Challenges
**a)** In the joke about the letter to God, how much money did the postal workers collect and send to the woman?
**b)** Transcribe a part of the joke about the letter to God: begin at the words "The rest of" and stop after the words "addressed to God.".
**c)** Say whether each statement agrees with the joke about the letter to God, answering yes or no and quoting the words of the text that decide it: (i) The woman who wrote the letter is an 83-year-old widow. (ii) She had invited three friends to Christmas dinner. (iii) Her second letter was addressed to the post office.

Given passage
-- BEGIN --
There was a man who worked for the post office whose job it was to process all the mail that had illegible addresses.
One day a letter came addressed in shaky handwriting to God with no actual address.  He thought he should open it to see what it was about,
The letter read:-

Dear God,
I am an 83 year old widow, living on a very small pension.  Yesterday someone stole my purse.  It had £100.00 it in which was all the money I had until my next pension.  Next Sunday is Christmas and I had invited two of my friends over for dinner. Without that money I have nothing to buy food with.  I have no family to turn to and you are my only hope.
Can you please help me?
Sincerely
Edna.

The postal worker was touched and showed the letter to all the other workers.  Each one dug into his or her pocket and came up with a few pounds.  By the time he made his rounds he had collected £96.00 which they put into an envelope and sent to the woman.
The rest of the day the workers felt a warm glow thinking of Edna and the dinner she would share with her friends.  Christmas came and went
A few days later another letter came from the same old lady addressed to God.
All the workers gathered around while the letter was opened.
It read:-

Dear God,
How can I ever thank you enough for what you did for me?  Because of your gift of love I was able to fix a glorious dinner for my friends.  We had a very nice day and I told my friends of your wonderful gift.

By the way there was £4.00 missing.  I think it must have been those bastards working at the Post Office.

maigemu

Abdulaziz Ahmad

  A nice joke, those elderly are always like that...share the fun!

Dan-Borno

Zato Zunubi - may be the post office staff should send her the remaining balance to clear themselves from future accusation. 
"My mama always used to tell me: 'If you can't find somethin' to live for, you best find somethin' to die for" - Tupak

Tukurtukur

that serves them right. na di tin wey dem de do for fos ofpis.

HUSNAA

Quote from: Dan-Borno on January 11, 2007, 10:45:08 AM
Zato Zunubi - may be the post office staff should send her the remaining balance to clear themselves from future accusation. 


Lol they should demand their money back from her rather!!! Ungrateful old wretch!
-- END --
Supplied material
-- BEGIN --
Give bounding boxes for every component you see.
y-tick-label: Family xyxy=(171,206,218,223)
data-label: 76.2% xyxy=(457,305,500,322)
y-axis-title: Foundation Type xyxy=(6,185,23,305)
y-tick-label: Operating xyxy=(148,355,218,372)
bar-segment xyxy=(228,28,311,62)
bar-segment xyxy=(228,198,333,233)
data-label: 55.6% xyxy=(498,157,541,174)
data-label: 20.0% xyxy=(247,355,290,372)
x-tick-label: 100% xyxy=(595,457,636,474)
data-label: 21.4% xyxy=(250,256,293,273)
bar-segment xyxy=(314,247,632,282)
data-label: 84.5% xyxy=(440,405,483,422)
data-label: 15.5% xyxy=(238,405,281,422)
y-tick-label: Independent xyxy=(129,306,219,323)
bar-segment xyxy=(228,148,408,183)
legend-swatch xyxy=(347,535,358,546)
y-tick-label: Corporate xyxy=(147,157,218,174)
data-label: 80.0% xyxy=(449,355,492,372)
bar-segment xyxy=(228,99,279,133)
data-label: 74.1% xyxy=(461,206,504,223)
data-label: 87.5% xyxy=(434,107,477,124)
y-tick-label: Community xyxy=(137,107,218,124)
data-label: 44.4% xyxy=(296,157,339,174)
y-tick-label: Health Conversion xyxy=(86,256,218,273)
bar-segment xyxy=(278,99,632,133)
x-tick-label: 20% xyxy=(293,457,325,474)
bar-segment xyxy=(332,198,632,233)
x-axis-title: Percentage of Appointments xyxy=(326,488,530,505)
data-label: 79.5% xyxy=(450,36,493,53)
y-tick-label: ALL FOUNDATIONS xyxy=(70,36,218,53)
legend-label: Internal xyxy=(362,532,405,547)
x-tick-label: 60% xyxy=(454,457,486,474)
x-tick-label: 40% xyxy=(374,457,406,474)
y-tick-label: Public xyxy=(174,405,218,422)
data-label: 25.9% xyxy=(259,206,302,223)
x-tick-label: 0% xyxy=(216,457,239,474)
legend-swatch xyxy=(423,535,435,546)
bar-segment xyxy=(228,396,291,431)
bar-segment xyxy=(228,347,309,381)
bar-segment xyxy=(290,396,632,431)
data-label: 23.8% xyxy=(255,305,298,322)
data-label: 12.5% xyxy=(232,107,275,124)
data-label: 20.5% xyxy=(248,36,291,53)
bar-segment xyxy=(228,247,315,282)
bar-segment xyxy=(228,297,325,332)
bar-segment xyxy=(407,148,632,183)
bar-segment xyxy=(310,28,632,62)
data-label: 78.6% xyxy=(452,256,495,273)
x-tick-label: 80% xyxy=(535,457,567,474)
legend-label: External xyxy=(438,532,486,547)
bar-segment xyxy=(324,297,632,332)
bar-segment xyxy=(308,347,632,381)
-- END --
Worked answers
**a)** £96.00

**b)**
The rest of the day the workers felt a warm glow thinking of Edna and the dinner she would share with her friends.  Christmas came and went
A few days later another letter came from the same old lady addressed to God.

**c)**
(i) Yes: "I am an 83 year old widow, living on a very small pension."
(ii) No: "I had invited two of my friends over for dinner."
(iii) No: "another letter came from the same old lady addressed to God."